SET TASK: Count the lines in the records below that contain the word "epifcopi", and reply with only that number.
○ ○ ○ ○ ○ ○ ○
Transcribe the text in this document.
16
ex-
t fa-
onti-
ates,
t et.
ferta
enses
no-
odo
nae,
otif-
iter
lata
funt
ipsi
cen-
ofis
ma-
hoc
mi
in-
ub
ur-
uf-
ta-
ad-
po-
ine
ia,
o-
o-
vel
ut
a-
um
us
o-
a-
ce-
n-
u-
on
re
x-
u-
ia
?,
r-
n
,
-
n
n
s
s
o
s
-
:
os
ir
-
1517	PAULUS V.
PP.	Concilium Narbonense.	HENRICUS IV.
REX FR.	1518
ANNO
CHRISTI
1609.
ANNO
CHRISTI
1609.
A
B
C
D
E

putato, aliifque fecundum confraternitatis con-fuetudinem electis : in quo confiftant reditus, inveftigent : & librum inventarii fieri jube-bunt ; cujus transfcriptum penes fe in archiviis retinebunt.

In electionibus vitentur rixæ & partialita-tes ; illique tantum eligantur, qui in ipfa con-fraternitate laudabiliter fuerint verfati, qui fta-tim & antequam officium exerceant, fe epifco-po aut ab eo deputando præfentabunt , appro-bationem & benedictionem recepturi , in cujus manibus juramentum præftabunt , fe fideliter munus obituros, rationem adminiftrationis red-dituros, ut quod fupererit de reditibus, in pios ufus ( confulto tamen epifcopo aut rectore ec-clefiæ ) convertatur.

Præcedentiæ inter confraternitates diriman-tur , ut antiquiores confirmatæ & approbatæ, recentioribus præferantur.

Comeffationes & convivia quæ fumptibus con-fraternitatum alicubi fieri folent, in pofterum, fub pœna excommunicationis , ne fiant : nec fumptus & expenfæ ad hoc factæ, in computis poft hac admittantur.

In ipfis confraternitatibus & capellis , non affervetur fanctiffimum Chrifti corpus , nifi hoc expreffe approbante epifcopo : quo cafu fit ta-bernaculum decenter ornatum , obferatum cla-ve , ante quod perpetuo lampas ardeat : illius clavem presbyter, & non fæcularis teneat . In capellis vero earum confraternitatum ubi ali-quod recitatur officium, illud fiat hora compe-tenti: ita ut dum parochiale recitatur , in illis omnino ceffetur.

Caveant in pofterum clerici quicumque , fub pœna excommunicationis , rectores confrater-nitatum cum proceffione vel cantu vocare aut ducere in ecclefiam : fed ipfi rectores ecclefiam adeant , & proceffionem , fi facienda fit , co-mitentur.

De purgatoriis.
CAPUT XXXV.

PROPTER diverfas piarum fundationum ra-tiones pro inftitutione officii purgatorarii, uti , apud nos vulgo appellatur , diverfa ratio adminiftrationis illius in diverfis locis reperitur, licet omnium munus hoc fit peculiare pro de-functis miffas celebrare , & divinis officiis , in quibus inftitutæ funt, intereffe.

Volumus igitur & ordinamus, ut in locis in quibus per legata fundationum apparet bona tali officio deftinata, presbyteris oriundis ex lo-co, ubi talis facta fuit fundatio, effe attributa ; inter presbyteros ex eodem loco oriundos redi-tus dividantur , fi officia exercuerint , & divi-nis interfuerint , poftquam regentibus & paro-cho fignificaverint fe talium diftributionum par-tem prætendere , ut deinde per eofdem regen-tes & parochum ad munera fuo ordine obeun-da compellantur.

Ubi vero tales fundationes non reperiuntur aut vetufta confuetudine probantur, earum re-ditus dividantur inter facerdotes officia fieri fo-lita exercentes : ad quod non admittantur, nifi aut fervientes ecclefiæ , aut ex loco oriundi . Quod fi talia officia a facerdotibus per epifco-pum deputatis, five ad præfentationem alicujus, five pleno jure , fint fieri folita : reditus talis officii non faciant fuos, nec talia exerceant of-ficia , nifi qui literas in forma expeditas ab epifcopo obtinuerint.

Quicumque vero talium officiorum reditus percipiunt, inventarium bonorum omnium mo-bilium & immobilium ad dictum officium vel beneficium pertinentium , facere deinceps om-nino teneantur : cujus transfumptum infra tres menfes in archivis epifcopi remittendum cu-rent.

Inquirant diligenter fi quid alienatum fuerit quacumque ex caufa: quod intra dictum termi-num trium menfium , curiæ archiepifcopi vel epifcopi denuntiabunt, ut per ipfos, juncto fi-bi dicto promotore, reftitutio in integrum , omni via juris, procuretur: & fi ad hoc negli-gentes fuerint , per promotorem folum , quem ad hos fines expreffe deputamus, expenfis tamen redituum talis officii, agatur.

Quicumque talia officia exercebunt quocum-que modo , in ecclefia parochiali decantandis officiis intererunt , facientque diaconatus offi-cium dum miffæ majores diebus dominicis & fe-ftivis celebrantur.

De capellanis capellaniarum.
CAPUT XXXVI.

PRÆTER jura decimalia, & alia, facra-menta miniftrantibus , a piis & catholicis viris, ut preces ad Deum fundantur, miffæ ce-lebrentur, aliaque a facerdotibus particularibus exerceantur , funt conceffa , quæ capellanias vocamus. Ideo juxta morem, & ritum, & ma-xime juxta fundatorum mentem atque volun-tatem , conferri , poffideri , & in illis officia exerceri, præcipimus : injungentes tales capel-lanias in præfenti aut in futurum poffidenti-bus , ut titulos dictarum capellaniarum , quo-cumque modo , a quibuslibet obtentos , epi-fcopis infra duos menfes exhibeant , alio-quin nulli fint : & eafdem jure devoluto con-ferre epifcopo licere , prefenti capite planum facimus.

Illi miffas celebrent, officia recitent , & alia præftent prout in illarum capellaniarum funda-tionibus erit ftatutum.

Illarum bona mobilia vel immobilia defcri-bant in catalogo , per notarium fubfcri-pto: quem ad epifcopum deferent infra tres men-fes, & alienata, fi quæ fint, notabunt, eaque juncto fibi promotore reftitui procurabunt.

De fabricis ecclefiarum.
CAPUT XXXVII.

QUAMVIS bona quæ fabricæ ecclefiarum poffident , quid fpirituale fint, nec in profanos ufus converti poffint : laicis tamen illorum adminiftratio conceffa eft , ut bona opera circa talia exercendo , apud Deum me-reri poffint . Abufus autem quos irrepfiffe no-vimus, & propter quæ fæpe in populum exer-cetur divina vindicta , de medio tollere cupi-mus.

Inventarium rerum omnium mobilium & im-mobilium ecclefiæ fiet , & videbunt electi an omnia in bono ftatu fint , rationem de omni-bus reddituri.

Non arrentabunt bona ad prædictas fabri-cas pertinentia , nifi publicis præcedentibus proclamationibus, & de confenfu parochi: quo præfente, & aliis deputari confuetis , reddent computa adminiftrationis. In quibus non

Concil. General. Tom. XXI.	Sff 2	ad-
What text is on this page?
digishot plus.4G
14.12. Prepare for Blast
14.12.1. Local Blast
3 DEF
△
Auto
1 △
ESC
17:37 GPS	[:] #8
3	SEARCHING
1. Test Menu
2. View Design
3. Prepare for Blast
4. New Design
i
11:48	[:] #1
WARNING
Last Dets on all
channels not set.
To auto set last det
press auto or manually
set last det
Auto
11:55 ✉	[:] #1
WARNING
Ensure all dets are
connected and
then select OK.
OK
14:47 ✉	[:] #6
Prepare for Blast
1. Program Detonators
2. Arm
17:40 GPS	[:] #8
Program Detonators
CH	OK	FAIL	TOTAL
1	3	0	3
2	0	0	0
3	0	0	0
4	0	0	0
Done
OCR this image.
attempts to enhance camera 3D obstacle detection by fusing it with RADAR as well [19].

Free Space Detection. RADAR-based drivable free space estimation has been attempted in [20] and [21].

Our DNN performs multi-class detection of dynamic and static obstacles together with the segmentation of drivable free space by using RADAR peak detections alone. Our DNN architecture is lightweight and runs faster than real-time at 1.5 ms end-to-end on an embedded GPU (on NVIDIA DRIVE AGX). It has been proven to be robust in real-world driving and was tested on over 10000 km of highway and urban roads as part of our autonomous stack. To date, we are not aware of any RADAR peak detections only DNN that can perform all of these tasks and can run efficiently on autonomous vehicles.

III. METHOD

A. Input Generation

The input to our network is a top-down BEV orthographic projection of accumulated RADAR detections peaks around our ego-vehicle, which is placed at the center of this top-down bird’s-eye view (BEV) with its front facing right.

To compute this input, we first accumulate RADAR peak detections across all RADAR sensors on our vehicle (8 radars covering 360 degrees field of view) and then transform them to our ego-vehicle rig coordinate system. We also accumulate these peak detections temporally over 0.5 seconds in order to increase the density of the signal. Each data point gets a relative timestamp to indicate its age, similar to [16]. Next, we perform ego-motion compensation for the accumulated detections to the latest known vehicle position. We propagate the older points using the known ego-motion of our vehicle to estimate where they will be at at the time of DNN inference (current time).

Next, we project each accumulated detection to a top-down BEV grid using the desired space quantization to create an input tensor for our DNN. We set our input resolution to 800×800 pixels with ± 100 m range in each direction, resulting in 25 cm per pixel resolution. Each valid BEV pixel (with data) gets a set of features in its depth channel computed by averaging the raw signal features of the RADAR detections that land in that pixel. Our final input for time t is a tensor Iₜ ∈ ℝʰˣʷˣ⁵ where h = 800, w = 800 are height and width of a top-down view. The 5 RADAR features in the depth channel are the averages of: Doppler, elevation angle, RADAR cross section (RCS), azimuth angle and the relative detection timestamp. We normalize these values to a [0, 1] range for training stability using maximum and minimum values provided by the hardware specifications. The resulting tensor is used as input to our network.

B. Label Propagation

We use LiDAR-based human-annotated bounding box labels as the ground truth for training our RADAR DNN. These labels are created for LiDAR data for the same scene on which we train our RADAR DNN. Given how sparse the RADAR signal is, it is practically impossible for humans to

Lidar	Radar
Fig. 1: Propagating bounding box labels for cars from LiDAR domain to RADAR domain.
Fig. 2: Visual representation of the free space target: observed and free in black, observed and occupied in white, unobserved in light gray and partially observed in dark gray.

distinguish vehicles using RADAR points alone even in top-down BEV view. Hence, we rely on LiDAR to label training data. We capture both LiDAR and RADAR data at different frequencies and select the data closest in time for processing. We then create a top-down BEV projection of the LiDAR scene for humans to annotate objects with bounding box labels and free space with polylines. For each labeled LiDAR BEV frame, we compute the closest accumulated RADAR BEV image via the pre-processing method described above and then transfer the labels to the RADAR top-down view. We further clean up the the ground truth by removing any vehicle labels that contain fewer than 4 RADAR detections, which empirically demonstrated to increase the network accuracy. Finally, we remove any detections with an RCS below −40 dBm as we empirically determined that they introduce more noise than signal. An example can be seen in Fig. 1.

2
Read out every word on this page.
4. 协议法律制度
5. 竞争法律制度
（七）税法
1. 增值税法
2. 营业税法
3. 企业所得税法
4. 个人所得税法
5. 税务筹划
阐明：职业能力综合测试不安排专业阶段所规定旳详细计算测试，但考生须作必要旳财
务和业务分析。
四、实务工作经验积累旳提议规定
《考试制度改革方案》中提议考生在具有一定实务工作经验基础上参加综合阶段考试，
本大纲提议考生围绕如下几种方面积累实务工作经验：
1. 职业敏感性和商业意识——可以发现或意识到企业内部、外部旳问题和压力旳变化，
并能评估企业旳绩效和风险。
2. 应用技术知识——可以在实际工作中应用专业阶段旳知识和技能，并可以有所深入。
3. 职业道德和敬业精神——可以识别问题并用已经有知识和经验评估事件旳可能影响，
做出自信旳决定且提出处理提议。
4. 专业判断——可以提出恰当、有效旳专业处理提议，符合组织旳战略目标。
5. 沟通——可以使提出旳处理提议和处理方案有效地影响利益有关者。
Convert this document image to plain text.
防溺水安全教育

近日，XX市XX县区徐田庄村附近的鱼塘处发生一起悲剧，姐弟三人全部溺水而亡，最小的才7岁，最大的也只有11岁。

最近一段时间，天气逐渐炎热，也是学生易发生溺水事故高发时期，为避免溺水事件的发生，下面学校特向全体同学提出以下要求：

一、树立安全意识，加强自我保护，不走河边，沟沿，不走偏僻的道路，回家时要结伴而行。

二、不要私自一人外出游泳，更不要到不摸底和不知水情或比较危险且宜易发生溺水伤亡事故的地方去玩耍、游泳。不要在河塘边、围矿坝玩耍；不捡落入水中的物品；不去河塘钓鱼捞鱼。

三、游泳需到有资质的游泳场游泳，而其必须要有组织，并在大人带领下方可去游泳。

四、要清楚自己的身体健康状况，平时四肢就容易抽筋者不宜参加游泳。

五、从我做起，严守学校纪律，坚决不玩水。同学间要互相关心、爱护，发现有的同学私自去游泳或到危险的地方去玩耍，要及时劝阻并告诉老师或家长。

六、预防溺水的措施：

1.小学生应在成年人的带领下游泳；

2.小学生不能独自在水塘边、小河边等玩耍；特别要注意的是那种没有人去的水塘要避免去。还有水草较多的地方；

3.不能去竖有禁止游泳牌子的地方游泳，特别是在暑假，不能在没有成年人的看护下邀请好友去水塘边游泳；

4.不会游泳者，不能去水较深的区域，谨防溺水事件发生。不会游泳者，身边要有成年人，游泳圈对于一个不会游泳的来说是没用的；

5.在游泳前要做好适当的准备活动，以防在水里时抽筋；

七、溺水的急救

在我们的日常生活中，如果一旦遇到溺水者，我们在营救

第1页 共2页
○ ○ ○ ○ ○ ○ ○
COMPLETED TASK: 2